WRITTEN INSTRUCTION:
State the number of lines, and only that number, in which the word "baseline" appears.

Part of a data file
• • • • •

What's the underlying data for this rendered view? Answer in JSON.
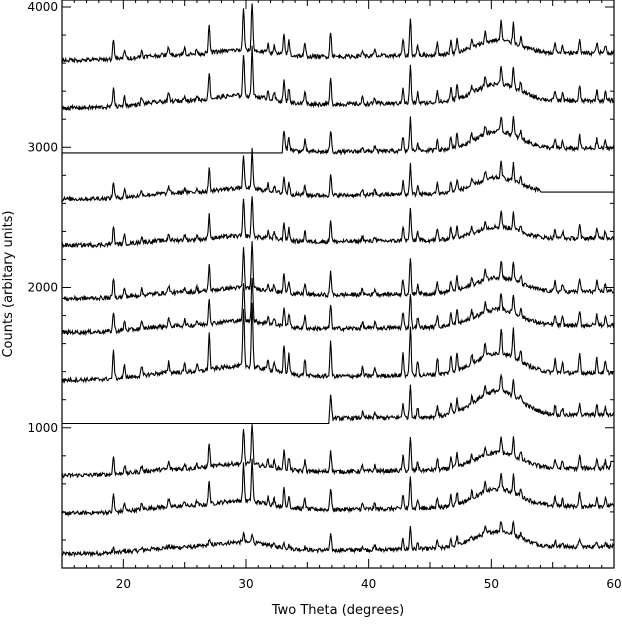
{
  "chart_data": {
    "type": "line",
    "xlabel": "Two Theta (degrees)",
    "ylabel": "Counts (arbitary units)",
    "xlim": [
      15,
      60
    ],
    "ylim": [
      0,
      4050
    ],
    "x_ticks": [
      "20",
      "30",
      "40",
      "50",
      "60"
    ],
    "y_ticks": [
      "1000",
      "2000",
      "3000",
      "4000"
    ],
    "grid": false,
    "color": "#000000",
    "peaks": [
      {
        "x": 19.2,
        "h": 1.0
      },
      {
        "x": 20.1,
        "h": 0.45
      },
      {
        "x": 21.5,
        "h": 0.3
      },
      {
        "x": 23.7,
        "h": 0.4
      },
      {
        "x": 25.0,
        "h": 0.3
      },
      {
        "x": 26.0,
        "h": 0.25
      },
      {
        "x": 27.0,
        "h": 1.3
      },
      {
        "x": 29.8,
        "h": 2.0
      },
      {
        "x": 30.5,
        "h": 2.3
      },
      {
        "x": 31.8,
        "h": 0.4
      },
      {
        "x": 32.3,
        "h": 0.35
      },
      {
        "x": 33.1,
        "h": 1.0
      },
      {
        "x": 33.5,
        "h": 0.7
      },
      {
        "x": 34.8,
        "h": 0.6
      },
      {
        "x": 36.9,
        "h": 1.2
      },
      {
        "x": 39.5,
        "h": 0.3
      },
      {
        "x": 40.5,
        "h": 0.3
      },
      {
        "x": 42.8,
        "h": 0.8
      },
      {
        "x": 43.4,
        "h": 1.8
      },
      {
        "x": 44.0,
        "h": 0.5
      },
      {
        "x": 45.6,
        "h": 0.6
      },
      {
        "x": 46.7,
        "h": 0.6
      },
      {
        "x": 47.2,
        "h": 0.7
      },
      {
        "x": 48.4,
        "h": 0.35
      },
      {
        "x": 49.5,
        "h": 0.5
      },
      {
        "x": 50.8,
        "h": 0.9
      },
      {
        "x": 51.8,
        "h": 1.0
      },
      {
        "x": 52.4,
        "h": 0.4
      },
      {
        "x": 55.2,
        "h": 0.5
      },
      {
        "x": 55.8,
        "h": 0.4
      },
      {
        "x": 57.2,
        "h": 0.7
      },
      {
        "x": 58.6,
        "h": 0.5
      },
      {
        "x": 59.3,
        "h": 0.4
      }
    ],
    "series": [
      {
        "baseline": 100,
        "peak_scale": 90,
        "hump": 120,
        "flat_until": null,
        "flat_after": null,
        "peak_set": "weak"
      },
      {
        "baseline": 390,
        "peak_scale": 130,
        "hump": 130,
        "flat_until": null,
        "flat_after": null,
        "peak_set": "full"
      },
      {
        "baseline": 660,
        "peak_scale": 130,
        "hump": 120,
        "flat_until": null,
        "flat_after": 59.7,
        "flat_level": 760,
        "peak_set": "full"
      },
      {
        "baseline": 1040,
        "peak_scale": 130,
        "hump": 180,
        "flat_until": 36.8,
        "flat_level": 1030,
        "flat_after": null,
        "peak_set": "full"
      },
      {
        "baseline": 1340,
        "peak_scale": 200,
        "hump": 150,
        "flat_until": null,
        "flat_after": null,
        "peak_set": "full"
      },
      {
        "baseline": 1680,
        "peak_scale": 140,
        "hump": 120,
        "flat_until": null,
        "flat_after": null,
        "peak_set": "full"
      },
      {
        "baseline": 1920,
        "peak_scale": 140,
        "hump": 110,
        "flat_until": null,
        "flat_after": null,
        "peak_set": "full"
      },
      {
        "baseline": 2300,
        "peak_scale": 130,
        "hump": 90,
        "flat_until": null,
        "flat_after": null,
        "peak_set": "full"
      },
      {
        "baseline": 2630,
        "peak_scale": 120,
        "hump": 110,
        "flat_until": null,
        "flat_after": 54.0,
        "flat_level": 2680,
        "peak_set": "full"
      },
      {
        "baseline": 2940,
        "peak_scale": 130,
        "hump": 130,
        "flat_until": 33.0,
        "flat_level": 2960,
        "flat_after": null,
        "peak_set": "full"
      },
      {
        "baseline": 3280,
        "peak_scale": 150,
        "hump": 130,
        "flat_until": null,
        "flat_after": null,
        "peak_set": "full"
      },
      {
        "baseline": 3620,
        "peak_scale": 150,
        "hump": 100,
        "flat_until": null,
        "flat_after": null,
        "peak_set": "full"
      }
    ]
  }
}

• • • • •

OUTPUT:
12